[Exercise]:
All of the entries must be reproduced exactly, with no images carried over.

━━━━━━━━━━━━━━━━

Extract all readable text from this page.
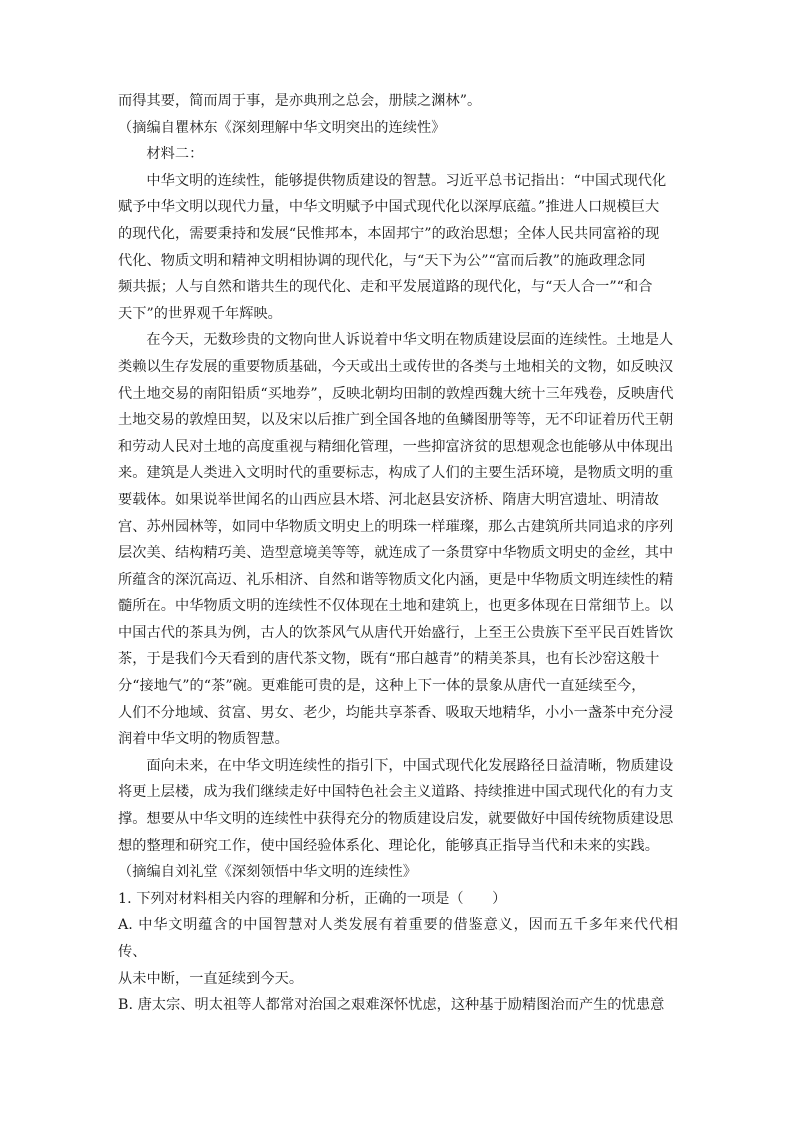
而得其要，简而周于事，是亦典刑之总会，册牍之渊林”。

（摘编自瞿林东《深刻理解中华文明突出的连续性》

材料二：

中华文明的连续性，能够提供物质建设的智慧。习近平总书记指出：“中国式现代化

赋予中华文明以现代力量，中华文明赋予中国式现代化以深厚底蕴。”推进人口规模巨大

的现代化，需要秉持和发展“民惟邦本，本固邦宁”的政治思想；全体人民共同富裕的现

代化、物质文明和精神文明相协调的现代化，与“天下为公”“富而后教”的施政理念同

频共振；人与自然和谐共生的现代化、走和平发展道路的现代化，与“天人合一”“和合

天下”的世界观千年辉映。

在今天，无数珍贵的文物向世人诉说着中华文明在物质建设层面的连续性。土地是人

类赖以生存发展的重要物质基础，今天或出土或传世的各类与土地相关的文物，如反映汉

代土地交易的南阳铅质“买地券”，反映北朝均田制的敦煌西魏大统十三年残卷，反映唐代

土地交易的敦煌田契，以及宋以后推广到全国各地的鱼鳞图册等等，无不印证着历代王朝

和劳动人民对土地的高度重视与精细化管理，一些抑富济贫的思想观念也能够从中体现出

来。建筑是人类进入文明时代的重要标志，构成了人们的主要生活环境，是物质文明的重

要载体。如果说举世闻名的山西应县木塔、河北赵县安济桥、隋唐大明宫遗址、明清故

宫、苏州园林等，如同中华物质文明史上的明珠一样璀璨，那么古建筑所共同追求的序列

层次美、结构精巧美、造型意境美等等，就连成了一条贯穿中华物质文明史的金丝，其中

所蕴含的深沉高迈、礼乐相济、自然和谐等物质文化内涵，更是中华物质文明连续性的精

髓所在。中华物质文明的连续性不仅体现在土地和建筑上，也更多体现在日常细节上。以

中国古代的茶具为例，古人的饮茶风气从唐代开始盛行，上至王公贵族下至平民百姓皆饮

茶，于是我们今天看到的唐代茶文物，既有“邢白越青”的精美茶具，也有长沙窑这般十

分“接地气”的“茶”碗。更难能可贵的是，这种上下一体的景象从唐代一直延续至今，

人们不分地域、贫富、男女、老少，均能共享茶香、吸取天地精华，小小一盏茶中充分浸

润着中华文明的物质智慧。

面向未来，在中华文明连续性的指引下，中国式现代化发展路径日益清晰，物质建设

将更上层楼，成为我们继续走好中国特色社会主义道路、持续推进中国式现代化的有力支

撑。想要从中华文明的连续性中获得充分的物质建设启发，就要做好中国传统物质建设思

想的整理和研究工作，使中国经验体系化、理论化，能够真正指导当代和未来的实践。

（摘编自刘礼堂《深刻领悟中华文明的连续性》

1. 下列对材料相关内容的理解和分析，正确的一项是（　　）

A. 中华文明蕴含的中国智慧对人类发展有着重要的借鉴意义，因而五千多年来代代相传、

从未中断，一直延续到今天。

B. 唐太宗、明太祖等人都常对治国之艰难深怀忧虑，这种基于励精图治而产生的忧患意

━━━━━━━━━━━━━━━━

[Task output]:
Extract all readable text from this page.
而得其要，简而周于事，是亦典刑之总会，册牍之渊林”。

（摘编自瞿林东《深刻理解中华文明突出的连续性》

材料二：

中华文明的连续性，能够提供物质建设的智慧。习近平总书记指出：“中国式现代化

赋予中华文明以现代力量，中华文明赋予中国式现代化以深厚底蕴。”推进人口规模巨大

的现代化，需要秉持和发展“民惟邦本，本固邦宁”的政治思想；全体人民共同富裕的现

代化、物质文明和精神文明相协调的现代化，与“天下为公”“富而后教”的施政理念同

频共振；人与自然和谐共生的现代化、走和平发展道路的现代化，与“天人合一”“和合

天下”的世界观千年辉映。

在今天，无数珍贵的文物向世人诉说着中华文明在物质建设层面的连续性。土地是人

类赖以生存发展的重要物质基础，今天或出土或传世的各类与土地相关的文物，如反映汉

代土地交易的南阳铅质“买地券”，反映北朝均田制的敦煌西魏大统十三年残卷，反映唐代

土地交易的敦煌田契，以及宋以后推广到全国各地的鱼鳞图册等等，无不印证着历代王朝

和劳动人民对土地的高度重视与精细化管理，一些抑富济贫的思想观念也能够从中体现出

来。建筑是人类进入文明时代的重要标志，构成了人们的主要生活环境，是物质文明的重

要载体。如果说举世闻名的山西应县木塔、河北赵县安济桥、隋唐大明宫遗址、明清故

宫、苏州园林等，如同中华物质文明史上的明珠一样璀璨，那么古建筑所共同追求的序列

层次美、结构精巧美、造型意境美等等，就连成了一条贯穿中华物质文明史的金丝，其中

所蕴含的深沉高迈、礼乐相济、自然和谐等物质文化内涵，更是中华物质文明连续性的精

髓所在。中华物质文明的连续性不仅体现在土地和建筑上，也更多体现在日常细节上。以

中国古代的茶具为例，古人的饮茶风气从唐代开始盛行，上至王公贵族下至平民百姓皆饮

茶，于是我们今天看到的唐代茶文物，既有“邢白越青”的精美茶具，也有长沙窑这般十

分“接地气”的“茶”碗。更难能可贵的是，这种上下一体的景象从唐代一直延续至今，

人们不分地域、贫富、男女、老少，均能共享茶香、吸取天地精华，小小一盏茶中充分浸

润着中华文明的物质智慧。

面向未来，在中华文明连续性的指引下，中国式现代化发展路径日益清晰，物质建设

将更上层楼，成为我们继续走好中国特色社会主义道路、持续推进中国式现代化的有力支

撑。想要从中华文明的连续性中获得充分的物质建设启发，就要做好中国传统物质建设思

想的整理和研究工作，使中国经验体系化、理论化，能够真正指导当代和未来的实践。

（摘编自刘礼堂《深刻领悟中华文明的连续性》

1. 下列对材料相关内容的理解和分析，正确的一项是（　　）

A. 中华文明蕴含的中国智慧对人类发展有着重要的借鉴意义，因而五千多年来代代相传、

从未中断，一直延续到今天。

B. 唐太宗、明太祖等人都常对治国之艰难深怀忧虑，这种基于励精图治而产生的忧患意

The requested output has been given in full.